Copy all lines of the listing that include the string "quarter".

+===+

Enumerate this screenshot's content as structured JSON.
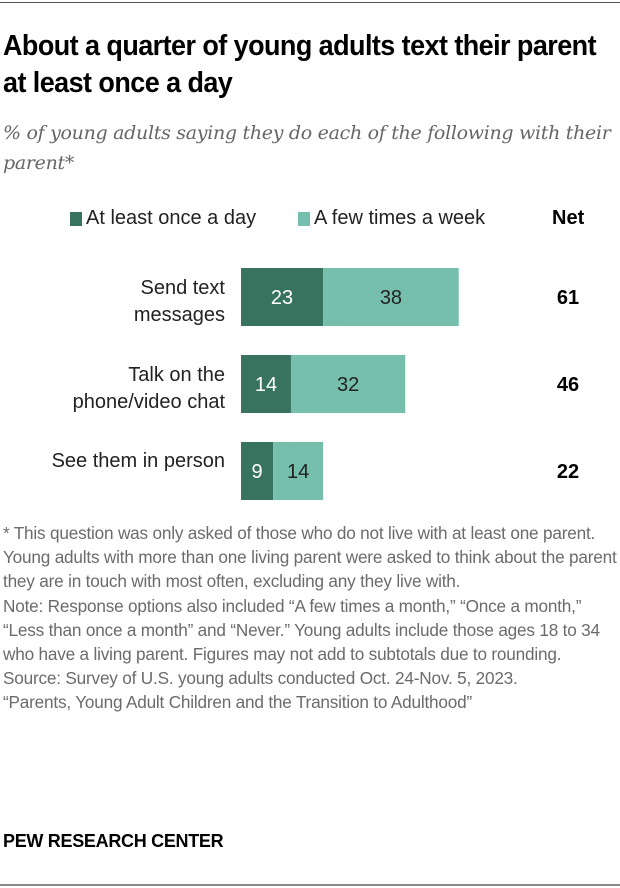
{
  "title": "About a quarter of young adults text their parent at least once a day",
  "subtitle": "% of young adults saying they do each of the following with their parent*",
  "colors": {
    "daily": "#37735f",
    "weekly": "#76bfad",
    "daily_label": "#ffffff",
    "weekly_label": "#222222"
  },
  "legend": {
    "daily": "At least once a day",
    "weekly": "A few times a week",
    "net": "Net"
  },
  "chart_data": {
    "type": "bar",
    "orientation": "horizontal",
    "stacked": true,
    "title": "About a quarter of young adults text their parent at least once a day",
    "subtitle": "% of young adults saying they do each of the following with their parent*",
    "categories": [
      [
        "Send text",
        "messages"
      ],
      [
        "Talk on the",
        "phone/video chat"
      ],
      [
        "See them in person"
      ]
    ],
    "series": [
      {
        "name": "At least once a day",
        "values": [
          23,
          14,
          9
        ]
      },
      {
        "name": "A few times a week",
        "values": [
          38,
          32,
          14
        ]
      }
    ],
    "net": {
      "label": "Net",
      "values": [
        61,
        46,
        22
      ]
    },
    "xlim": [
      0,
      100
    ],
    "grid": false,
    "legend_position": "top"
  },
  "notes": [
    "* This question was only asked of those who do not live with at least one parent. Young adults with more than one living parent were asked to think about the parent they are in touch with most often, excluding any they live with.",
    "Note: Response options also included “A few times a month,” “Once a month,” “Less than once a month” and “Never.” Young adults include those ages 18 to 34 who have a living parent. Figures may not add to subtotals due to rounding.",
    "Source: Survey of U.S. young adults conducted Oct. 24-Nov. 5, 2023.",
    "“Parents, Young Adult Children and the Transition to Adulthood”"
  ],
  "brand": "PEW RESEARCH CENTER"
}
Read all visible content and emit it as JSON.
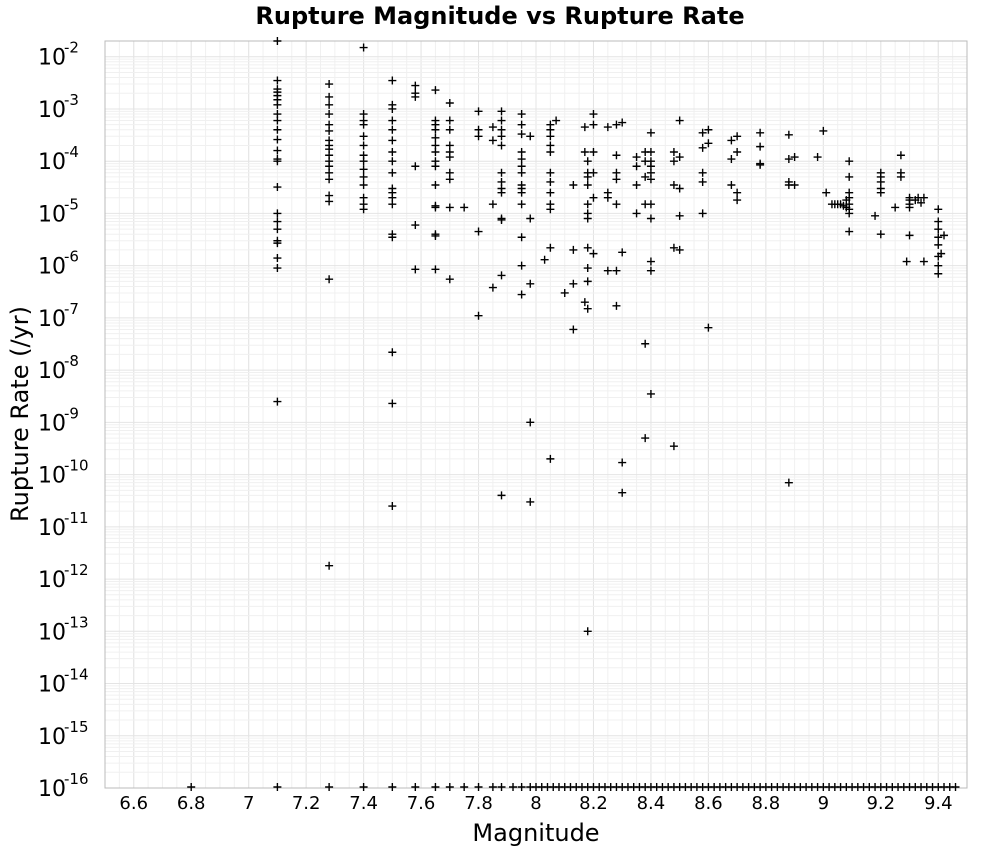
{
  "chart_data": {
    "type": "scatter",
    "title": "Rupture Magnitude vs Rupture Rate",
    "xlabel": "Magnitude",
    "ylabel": "Rupture Rate (/yr)",
    "xlim": [
      6.5,
      9.5
    ],
    "ylim": [
      1e-16,
      0.02
    ],
    "yscale": "log",
    "grid": true,
    "marker": "+",
    "xticks": [
      6.6,
      6.8,
      7,
      7.2,
      7.4,
      7.6,
      7.8,
      8,
      8.2,
      8.4,
      8.6,
      8.8,
      9,
      9.2,
      9.4
    ],
    "xtick_labels": [
      "6.6",
      "6.8",
      "7",
      "7.2",
      "7.4",
      "7.6",
      "7.8",
      "8",
      "8.2",
      "8.4",
      "8.6",
      "8.8",
      "9",
      "9.2",
      "9.4"
    ],
    "yticks": [
      {
        "base": "10",
        "exp": "-2"
      },
      {
        "base": "10",
        "exp": "-3"
      },
      {
        "base": "10",
        "exp": "-4"
      },
      {
        "base": "10",
        "exp": "-5"
      },
      {
        "base": "10",
        "exp": "-6"
      },
      {
        "base": "10",
        "exp": "-7"
      },
      {
        "base": "10",
        "exp": "-8"
      },
      {
        "base": "10",
        "exp": "-9"
      },
      {
        "base": "10",
        "exp": "-10"
      },
      {
        "base": "10",
        "exp": "-11"
      },
      {
        "base": "10",
        "exp": "-12"
      },
      {
        "base": "10",
        "exp": "-13"
      },
      {
        "base": "10",
        "exp": "-14"
      },
      {
        "base": "10",
        "exp": "-15"
      },
      {
        "base": "10",
        "exp": "-16"
      }
    ],
    "points": [
      [
        7.1,
        0.02
      ],
      [
        7.1,
        0.0035
      ],
      [
        7.1,
        0.0024
      ],
      [
        7.1,
        0.0021
      ],
      [
        7.1,
        0.0018
      ],
      [
        7.1,
        0.0015
      ],
      [
        7.1,
        0.0012
      ],
      [
        7.1,
        0.0008
      ],
      [
        7.1,
        0.0006
      ],
      [
        7.1,
        0.0004
      ],
      [
        7.1,
        0.00026
      ],
      [
        7.1,
        0.00016
      ],
      [
        7.1,
        0.00011
      ],
      [
        7.1,
        0.0001
      ],
      [
        7.1,
        3.2e-05
      ],
      [
        7.1,
        1e-05
      ],
      [
        7.1,
        7e-06
      ],
      [
        7.1,
        5e-06
      ],
      [
        7.1,
        3e-06
      ],
      [
        7.1,
        2.7e-06
      ],
      [
        7.1,
        1.4e-06
      ],
      [
        7.1,
        9e-07
      ],
      [
        7.1,
        2.5e-09
      ],
      [
        7.28,
        0.003
      ],
      [
        7.28,
        0.0017
      ],
      [
        7.28,
        0.0012
      ],
      [
        7.28,
        0.0008
      ],
      [
        7.28,
        0.0005
      ],
      [
        7.28,
        0.00038
      ],
      [
        7.28,
        0.00025
      ],
      [
        7.28,
        0.0002
      ],
      [
        7.28,
        0.00017
      ],
      [
        7.28,
        0.00013
      ],
      [
        7.28,
        0.0001
      ],
      [
        7.28,
        8e-05
      ],
      [
        7.28,
        6e-05
      ],
      [
        7.28,
        4.5e-05
      ],
      [
        7.28,
        2.2e-05
      ],
      [
        7.28,
        1.7e-05
      ],
      [
        7.28,
        5.5e-07
      ],
      [
        7.28,
        1.8e-12
      ],
      [
        7.4,
        0.015
      ],
      [
        7.4,
        0.0008
      ],
      [
        7.4,
        0.0006
      ],
      [
        7.4,
        0.0005
      ],
      [
        7.4,
        0.0003
      ],
      [
        7.4,
        0.0002
      ],
      [
        7.4,
        0.00013
      ],
      [
        7.4,
        0.0001
      ],
      [
        7.4,
        7e-05
      ],
      [
        7.4,
        5e-05
      ],
      [
        7.4,
        3.5e-05
      ],
      [
        7.4,
        2e-05
      ],
      [
        7.4,
        1.5e-05
      ],
      [
        7.4,
        1.2e-05
      ],
      [
        7.5,
        0.0035
      ],
      [
        7.5,
        0.0012
      ],
      [
        7.5,
        0.001
      ],
      [
        7.5,
        0.0006
      ],
      [
        7.5,
        0.0004
      ],
      [
        7.5,
        0.00025
      ],
      [
        7.5,
        0.00015
      ],
      [
        7.5,
        0.0001
      ],
      [
        7.5,
        6e-05
      ],
      [
        7.5,
        3e-05
      ],
      [
        7.5,
        2.5e-05
      ],
      [
        7.5,
        2e-05
      ],
      [
        7.5,
        1.5e-05
      ],
      [
        7.5,
        4e-06
      ],
      [
        7.5,
        3.5e-06
      ],
      [
        7.5,
        2.2e-08
      ],
      [
        7.5,
        2.3e-09
      ],
      [
        7.5,
        2.5e-11
      ],
      [
        7.58,
        0.0028
      ],
      [
        7.58,
        0.002
      ],
      [
        7.58,
        0.0017
      ],
      [
        7.58,
        8e-05
      ],
      [
        7.58,
        6e-06
      ],
      [
        7.58,
        8.5e-07
      ],
      [
        7.65,
        0.0023
      ],
      [
        7.65,
        0.0006
      ],
      [
        7.65,
        0.0005
      ],
      [
        7.65,
        0.0004
      ],
      [
        7.65,
        0.00028
      ],
      [
        7.65,
        0.0002
      ],
      [
        7.65,
        0.00015
      ],
      [
        7.65,
        0.0001
      ],
      [
        7.65,
        8e-05
      ],
      [
        7.65,
        3.5e-05
      ],
      [
        7.65,
        1.4e-05
      ],
      [
        7.65,
        1.3e-05
      ],
      [
        7.65,
        4e-06
      ],
      [
        7.65,
        3.7e-06
      ],
      [
        7.65,
        8.5e-07
      ],
      [
        7.7,
        0.0013
      ],
      [
        7.7,
        0.0006
      ],
      [
        7.7,
        0.0004
      ],
      [
        7.7,
        0.0002
      ],
      [
        7.7,
        0.00015
      ],
      [
        7.7,
        0.00012
      ],
      [
        7.7,
        6e-05
      ],
      [
        7.7,
        4.5e-05
      ],
      [
        7.7,
        1.3e-05
      ],
      [
        7.7,
        5.5e-07
      ],
      [
        7.75,
        1.3e-05
      ],
      [
        7.8,
        0.0009
      ],
      [
        7.8,
        0.0004
      ],
      [
        7.8,
        0.0003
      ],
      [
        7.8,
        4.5e-06
      ],
      [
        7.8,
        1.1e-07
      ],
      [
        7.85,
        0.00045
      ],
      [
        7.85,
        0.00025
      ],
      [
        7.85,
        1.5e-05
      ],
      [
        7.85,
        3.8e-07
      ],
      [
        7.88,
        0.0009
      ],
      [
        7.88,
        0.0006
      ],
      [
        7.88,
        0.0004
      ],
      [
        7.88,
        0.0003
      ],
      [
        7.88,
        0.0002
      ],
      [
        7.88,
        6e-05
      ],
      [
        7.88,
        4e-05
      ],
      [
        7.88,
        3e-05
      ],
      [
        7.88,
        2.5e-05
      ],
      [
        7.88,
        8e-06
      ],
      [
        7.88,
        7.5e-06
      ],
      [
        7.88,
        6.5e-07
      ],
      [
        7.88,
        4e-11
      ],
      [
        7.95,
        0.0008
      ],
      [
        7.95,
        0.0005
      ],
      [
        7.95,
        0.00033
      ],
      [
        7.95,
        0.00015
      ],
      [
        7.95,
        0.00011
      ],
      [
        7.95,
        8e-05
      ],
      [
        7.95,
        6e-05
      ],
      [
        7.95,
        3.5e-05
      ],
      [
        7.95,
        3e-05
      ],
      [
        7.95,
        2.5e-05
      ],
      [
        7.95,
        1.5e-05
      ],
      [
        7.95,
        3.5e-06
      ],
      [
        7.95,
        1e-06
      ],
      [
        7.95,
        2.8e-07
      ],
      [
        7.98,
        0.0003
      ],
      [
        7.98,
        8e-06
      ],
      [
        7.98,
        4.5e-07
      ],
      [
        7.98,
        1e-09
      ],
      [
        7.98,
        3e-11
      ],
      [
        8.05,
        0.0005
      ],
      [
        8.05,
        0.0004
      ],
      [
        8.05,
        0.0003
      ],
      [
        8.05,
        0.0002
      ],
      [
        8.05,
        0.00015
      ],
      [
        8.05,
        6e-05
      ],
      [
        8.05,
        4e-05
      ],
      [
        8.05,
        2.5e-05
      ],
      [
        8.05,
        1.5e-05
      ],
      [
        8.05,
        1.2e-05
      ],
      [
        8.05,
        2.2e-06
      ],
      [
        8.05,
        2e-10
      ],
      [
        8.07,
        0.0006
      ],
      [
        8.03,
        1.3e-06
      ],
      [
        8.1,
        3e-07
      ],
      [
        8.13,
        3.5e-05
      ],
      [
        8.13,
        2e-06
      ],
      [
        8.13,
        4.5e-07
      ],
      [
        8.13,
        6e-08
      ],
      [
        8.17,
        0.00045
      ],
      [
        8.17,
        0.00015
      ],
      [
        8.17,
        2e-07
      ],
      [
        8.18,
        0.0001
      ],
      [
        8.18,
        6e-05
      ],
      [
        8.18,
        5e-05
      ],
      [
        8.18,
        3.5e-05
      ],
      [
        8.18,
        1.5e-05
      ],
      [
        8.18,
        1e-05
      ],
      [
        8.18,
        8e-06
      ],
      [
        8.18,
        2.2e-06
      ],
      [
        8.18,
        9e-07
      ],
      [
        8.18,
        5e-07
      ],
      [
        8.18,
        1.5e-07
      ],
      [
        8.18,
        1e-13
      ],
      [
        8.2,
        0.0008
      ],
      [
        8.2,
        0.0005
      ],
      [
        8.2,
        0.00015
      ],
      [
        8.2,
        6e-05
      ],
      [
        8.2,
        2e-05
      ],
      [
        8.2,
        1.7e-06
      ],
      [
        8.25,
        0.00045
      ],
      [
        8.25,
        2.5e-05
      ],
      [
        8.25,
        2e-05
      ],
      [
        8.25,
        8e-07
      ],
      [
        8.28,
        0.0005
      ],
      [
        8.28,
        0.00013
      ],
      [
        8.28,
        6e-05
      ],
      [
        8.28,
        4.5e-05
      ],
      [
        8.28,
        1.5e-05
      ],
      [
        8.28,
        8e-07
      ],
      [
        8.28,
        1.7e-07
      ],
      [
        8.3,
        0.00055
      ],
      [
        8.3,
        1.8e-06
      ],
      [
        8.3,
        1.7e-10
      ],
      [
        8.3,
        4.5e-11
      ],
      [
        8.35,
        0.00012
      ],
      [
        8.35,
        8e-05
      ],
      [
        8.35,
        3.5e-05
      ],
      [
        8.35,
        1e-05
      ],
      [
        8.38,
        0.00015
      ],
      [
        8.38,
        0.0001
      ],
      [
        8.38,
        5e-05
      ],
      [
        8.38,
        1.5e-05
      ],
      [
        8.38,
        3.2e-08
      ],
      [
        8.38,
        5e-10
      ],
      [
        8.4,
        0.00035
      ],
      [
        8.4,
        0.00015
      ],
      [
        8.4,
        0.0001
      ],
      [
        8.4,
        8e-05
      ],
      [
        8.4,
        6e-05
      ],
      [
        8.4,
        4.5e-05
      ],
      [
        8.4,
        1.5e-05
      ],
      [
        8.4,
        8e-06
      ],
      [
        8.4,
        1.2e-06
      ],
      [
        8.4,
        8e-07
      ],
      [
        8.4,
        3.5e-09
      ],
      [
        8.48,
        0.00015
      ],
      [
        8.48,
        0.0001
      ],
      [
        8.48,
        3.5e-05
      ],
      [
        8.48,
        2.2e-06
      ],
      [
        8.48,
        3.5e-10
      ],
      [
        8.5,
        0.0006
      ],
      [
        8.5,
        0.00012
      ],
      [
        8.5,
        3e-05
      ],
      [
        8.5,
        9e-06
      ],
      [
        8.5,
        2e-06
      ],
      [
        8.58,
        0.00035
      ],
      [
        8.58,
        0.00018
      ],
      [
        8.58,
        6e-05
      ],
      [
        8.58,
        4e-05
      ],
      [
        8.58,
        1e-05
      ],
      [
        8.6,
        0.0004
      ],
      [
        8.6,
        0.00022
      ],
      [
        8.6,
        6.5e-08
      ],
      [
        8.68,
        0.00025
      ],
      [
        8.68,
        0.00011
      ],
      [
        8.68,
        3.5e-05
      ],
      [
        8.7,
        0.0003
      ],
      [
        8.7,
        0.00015
      ],
      [
        8.7,
        2.5e-05
      ],
      [
        8.7,
        1.8e-05
      ],
      [
        8.78,
        0.00035
      ],
      [
        8.78,
        0.00019
      ],
      [
        8.78,
        9e-05
      ],
      [
        8.78,
        8.5e-05
      ],
      [
        8.88,
        0.00032
      ],
      [
        8.88,
        0.00011
      ],
      [
        8.88,
        4e-05
      ],
      [
        8.88,
        3.5e-05
      ],
      [
        8.88,
        7e-11
      ],
      [
        8.9,
        0.00012
      ],
      [
        8.9,
        3.5e-05
      ],
      [
        8.98,
        0.00012
      ],
      [
        9.0,
        0.00038
      ],
      [
        9.01,
        2.5e-05
      ],
      [
        9.03,
        1.5e-05
      ],
      [
        9.04,
        1.5e-05
      ],
      [
        9.05,
        1.5e-05
      ],
      [
        9.06,
        1.5e-05
      ],
      [
        9.07,
        1.4e-05
      ],
      [
        9.08,
        1.3e-05
      ],
      [
        9.08,
        1.8e-05
      ],
      [
        9.09,
        0.0001
      ],
      [
        9.09,
        5e-05
      ],
      [
        9.09,
        2.5e-05
      ],
      [
        9.09,
        2e-05
      ],
      [
        9.09,
        1.5e-05
      ],
      [
        9.09,
        1.2e-05
      ],
      [
        9.09,
        1e-05
      ],
      [
        9.09,
        4.5e-06
      ],
      [
        9.18,
        9e-06
      ],
      [
        9.2,
        6e-05
      ],
      [
        9.2,
        5e-05
      ],
      [
        9.2,
        4e-05
      ],
      [
        9.2,
        3e-05
      ],
      [
        9.2,
        2.5e-05
      ],
      [
        9.2,
        4e-06
      ],
      [
        9.25,
        1.3e-05
      ],
      [
        9.27,
        0.00013
      ],
      [
        9.27,
        6e-05
      ],
      [
        9.27,
        5e-05
      ],
      [
        9.29,
        1.2e-06
      ],
      [
        9.3,
        2e-05
      ],
      [
        9.3,
        1.8e-05
      ],
      [
        9.3,
        1.5e-05
      ],
      [
        9.3,
        1.3e-05
      ],
      [
        9.3,
        3.8e-06
      ],
      [
        9.32,
        1.8e-05
      ],
      [
        9.33,
        2e-05
      ],
      [
        9.34,
        1.6e-05
      ],
      [
        9.35,
        2e-05
      ],
      [
        9.35,
        1.2e-06
      ],
      [
        9.4,
        1.2e-05
      ],
      [
        9.4,
        7e-06
      ],
      [
        9.4,
        5e-06
      ],
      [
        9.4,
        3.5e-06
      ],
      [
        9.4,
        2.5e-06
      ],
      [
        9.4,
        1.5e-06
      ],
      [
        9.4,
        1e-06
      ],
      [
        9.4,
        7e-07
      ],
      [
        9.41,
        1.7e-06
      ],
      [
        9.42,
        3.8e-06
      ]
    ],
    "floor_points": [
      6.8,
      7.1,
      7.28,
      7.4,
      7.5,
      7.58,
      7.65,
      7.7,
      7.75,
      7.8,
      7.85,
      7.88,
      7.92,
      7.95,
      7.98,
      8.0,
      8.02,
      8.04,
      8.06,
      8.08,
      8.1,
      8.12,
      8.14,
      8.16,
      8.18,
      8.2,
      8.22,
      8.24,
      8.26,
      8.28,
      8.3,
      8.32,
      8.34,
      8.36,
      8.38,
      8.4,
      8.42,
      8.44,
      8.46,
      8.48,
      8.5,
      8.52,
      8.54,
      8.56,
      8.58,
      8.6,
      8.62,
      8.64,
      8.66,
      8.68,
      8.7,
      8.72,
      8.74,
      8.76,
      8.78,
      8.8,
      8.82,
      8.84,
      8.86,
      8.88,
      8.9,
      8.92,
      8.94,
      8.96,
      8.98,
      9.0,
      9.02,
      9.04,
      9.06,
      9.08,
      9.1,
      9.12,
      9.14,
      9.16,
      9.18,
      9.2,
      9.22,
      9.24,
      9.26,
      9.28,
      9.3,
      9.32,
      9.34,
      9.36,
      9.38,
      9.4,
      9.42,
      9.44,
      9.46
    ]
  }
}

+===+

» **Finished answer**:
  "title": "About a quarter of young adults text their parent at least once a day",
    "title": "About a quarter of young adults text their parent at least once a day",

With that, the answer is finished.